Look through the lines and report how many include the word "panel", giving nothing but the number.

□ □ □

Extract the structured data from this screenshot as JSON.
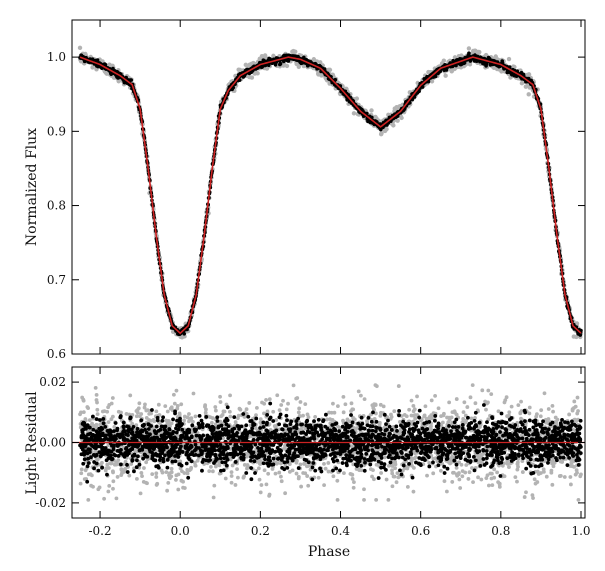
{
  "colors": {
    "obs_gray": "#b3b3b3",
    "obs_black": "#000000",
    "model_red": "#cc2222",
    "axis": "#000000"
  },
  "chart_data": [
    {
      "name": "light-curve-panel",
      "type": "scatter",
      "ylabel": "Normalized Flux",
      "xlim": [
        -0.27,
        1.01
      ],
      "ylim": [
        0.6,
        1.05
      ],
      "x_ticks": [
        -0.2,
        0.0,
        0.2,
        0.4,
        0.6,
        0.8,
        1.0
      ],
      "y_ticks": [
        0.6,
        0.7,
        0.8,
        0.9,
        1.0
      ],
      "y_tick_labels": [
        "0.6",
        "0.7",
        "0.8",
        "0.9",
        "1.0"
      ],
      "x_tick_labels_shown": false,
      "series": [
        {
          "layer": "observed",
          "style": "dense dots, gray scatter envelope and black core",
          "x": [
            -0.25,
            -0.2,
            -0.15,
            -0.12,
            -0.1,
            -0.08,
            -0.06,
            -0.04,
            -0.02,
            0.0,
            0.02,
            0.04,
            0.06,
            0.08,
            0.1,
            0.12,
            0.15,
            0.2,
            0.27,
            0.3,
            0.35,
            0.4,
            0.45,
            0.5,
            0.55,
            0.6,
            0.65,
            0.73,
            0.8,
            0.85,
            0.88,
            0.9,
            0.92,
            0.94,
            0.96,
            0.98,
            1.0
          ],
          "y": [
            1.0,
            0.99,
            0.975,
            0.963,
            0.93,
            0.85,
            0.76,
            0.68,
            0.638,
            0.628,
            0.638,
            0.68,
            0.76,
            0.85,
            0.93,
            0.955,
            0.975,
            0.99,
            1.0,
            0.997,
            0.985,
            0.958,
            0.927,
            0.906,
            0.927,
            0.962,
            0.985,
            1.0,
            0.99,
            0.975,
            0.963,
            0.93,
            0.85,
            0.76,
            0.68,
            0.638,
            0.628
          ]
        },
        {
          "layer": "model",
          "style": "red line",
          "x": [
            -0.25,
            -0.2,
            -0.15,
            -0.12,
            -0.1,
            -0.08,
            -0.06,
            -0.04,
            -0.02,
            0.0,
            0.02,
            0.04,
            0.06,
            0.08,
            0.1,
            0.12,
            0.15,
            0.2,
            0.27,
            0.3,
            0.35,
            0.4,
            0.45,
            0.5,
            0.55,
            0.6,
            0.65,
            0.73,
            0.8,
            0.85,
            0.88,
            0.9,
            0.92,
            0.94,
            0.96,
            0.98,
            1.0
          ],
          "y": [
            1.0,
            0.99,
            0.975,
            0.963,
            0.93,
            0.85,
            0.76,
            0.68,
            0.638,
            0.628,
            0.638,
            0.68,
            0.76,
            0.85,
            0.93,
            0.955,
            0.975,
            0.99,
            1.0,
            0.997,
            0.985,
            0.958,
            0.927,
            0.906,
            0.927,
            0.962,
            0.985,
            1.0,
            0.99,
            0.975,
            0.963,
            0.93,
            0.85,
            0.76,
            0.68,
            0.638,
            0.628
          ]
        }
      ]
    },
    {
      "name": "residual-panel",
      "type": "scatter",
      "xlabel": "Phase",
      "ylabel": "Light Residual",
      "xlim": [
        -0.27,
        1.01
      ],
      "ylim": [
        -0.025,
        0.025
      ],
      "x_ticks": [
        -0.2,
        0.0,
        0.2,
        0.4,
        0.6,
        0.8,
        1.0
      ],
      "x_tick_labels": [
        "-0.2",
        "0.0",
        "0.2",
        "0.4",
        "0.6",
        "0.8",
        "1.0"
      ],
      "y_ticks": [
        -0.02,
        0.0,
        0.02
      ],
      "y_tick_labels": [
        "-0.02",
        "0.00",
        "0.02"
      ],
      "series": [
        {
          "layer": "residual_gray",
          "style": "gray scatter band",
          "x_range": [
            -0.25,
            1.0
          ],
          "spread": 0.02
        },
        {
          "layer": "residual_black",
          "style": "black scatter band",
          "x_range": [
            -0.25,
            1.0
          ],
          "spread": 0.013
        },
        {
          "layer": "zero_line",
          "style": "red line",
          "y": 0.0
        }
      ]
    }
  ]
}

□ □ □

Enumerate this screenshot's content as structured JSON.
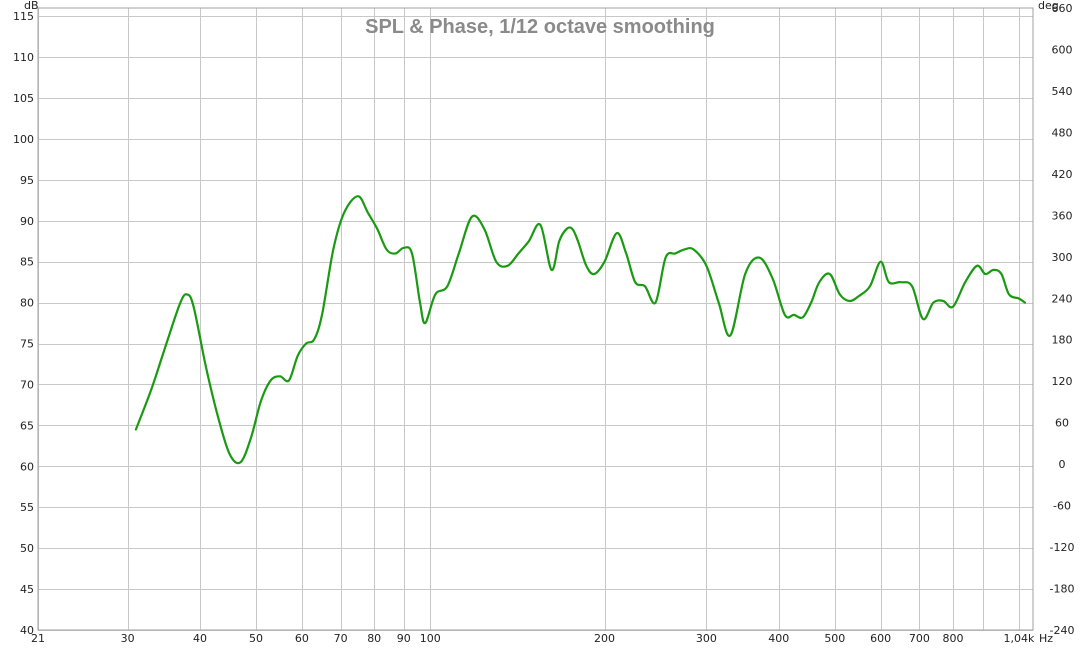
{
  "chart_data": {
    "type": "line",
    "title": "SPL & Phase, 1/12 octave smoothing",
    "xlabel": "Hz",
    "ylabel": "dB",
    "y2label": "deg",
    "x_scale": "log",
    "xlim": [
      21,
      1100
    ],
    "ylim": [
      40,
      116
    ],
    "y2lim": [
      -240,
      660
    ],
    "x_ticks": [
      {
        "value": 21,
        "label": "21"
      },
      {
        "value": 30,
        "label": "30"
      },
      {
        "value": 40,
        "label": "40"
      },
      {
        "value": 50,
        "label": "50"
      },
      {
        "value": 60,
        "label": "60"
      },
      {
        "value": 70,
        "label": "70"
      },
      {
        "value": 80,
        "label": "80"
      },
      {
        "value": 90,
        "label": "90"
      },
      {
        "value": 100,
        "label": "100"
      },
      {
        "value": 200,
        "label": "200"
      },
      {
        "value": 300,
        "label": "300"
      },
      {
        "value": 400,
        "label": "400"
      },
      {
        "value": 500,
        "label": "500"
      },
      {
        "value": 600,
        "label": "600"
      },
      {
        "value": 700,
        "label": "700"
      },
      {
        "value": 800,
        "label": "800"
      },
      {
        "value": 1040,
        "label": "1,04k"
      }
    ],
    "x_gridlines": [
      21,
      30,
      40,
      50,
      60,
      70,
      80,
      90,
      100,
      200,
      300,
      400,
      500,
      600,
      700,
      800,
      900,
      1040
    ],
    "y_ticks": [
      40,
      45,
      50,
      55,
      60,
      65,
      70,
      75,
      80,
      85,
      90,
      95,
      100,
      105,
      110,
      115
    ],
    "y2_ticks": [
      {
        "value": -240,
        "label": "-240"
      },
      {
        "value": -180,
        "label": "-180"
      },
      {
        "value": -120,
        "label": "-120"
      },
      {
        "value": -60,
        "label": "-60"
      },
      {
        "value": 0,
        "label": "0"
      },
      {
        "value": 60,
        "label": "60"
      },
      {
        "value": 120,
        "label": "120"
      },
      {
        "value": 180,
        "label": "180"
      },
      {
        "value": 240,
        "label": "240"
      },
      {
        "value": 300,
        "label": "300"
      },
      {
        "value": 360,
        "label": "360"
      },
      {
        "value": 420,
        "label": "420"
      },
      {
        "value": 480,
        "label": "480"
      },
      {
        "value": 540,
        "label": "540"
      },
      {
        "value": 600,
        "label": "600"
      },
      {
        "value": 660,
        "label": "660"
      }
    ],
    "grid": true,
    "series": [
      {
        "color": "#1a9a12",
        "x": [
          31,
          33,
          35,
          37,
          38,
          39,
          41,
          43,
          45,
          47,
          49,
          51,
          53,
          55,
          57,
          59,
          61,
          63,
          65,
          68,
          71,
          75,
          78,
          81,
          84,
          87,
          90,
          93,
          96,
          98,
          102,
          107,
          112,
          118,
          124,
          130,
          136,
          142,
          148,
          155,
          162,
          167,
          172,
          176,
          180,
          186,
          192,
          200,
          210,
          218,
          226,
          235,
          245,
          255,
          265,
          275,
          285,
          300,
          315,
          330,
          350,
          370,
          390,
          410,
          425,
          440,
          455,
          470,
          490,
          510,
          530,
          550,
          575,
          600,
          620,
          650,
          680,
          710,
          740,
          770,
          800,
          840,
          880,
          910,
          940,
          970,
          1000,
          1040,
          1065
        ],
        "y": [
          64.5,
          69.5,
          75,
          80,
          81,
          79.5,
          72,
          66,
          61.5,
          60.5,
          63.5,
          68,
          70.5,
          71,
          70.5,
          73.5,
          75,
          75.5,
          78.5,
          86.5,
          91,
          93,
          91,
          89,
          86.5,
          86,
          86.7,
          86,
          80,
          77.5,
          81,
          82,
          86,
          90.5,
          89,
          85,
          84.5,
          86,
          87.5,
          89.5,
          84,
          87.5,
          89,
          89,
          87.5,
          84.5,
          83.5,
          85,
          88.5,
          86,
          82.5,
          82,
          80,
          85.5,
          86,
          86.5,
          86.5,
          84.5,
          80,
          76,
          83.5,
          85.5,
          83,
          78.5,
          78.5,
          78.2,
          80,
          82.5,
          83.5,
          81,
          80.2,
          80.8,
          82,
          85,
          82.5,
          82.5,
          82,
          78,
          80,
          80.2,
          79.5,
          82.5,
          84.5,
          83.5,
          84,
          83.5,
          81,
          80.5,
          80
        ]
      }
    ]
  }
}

□ □ □

■ Right answer
2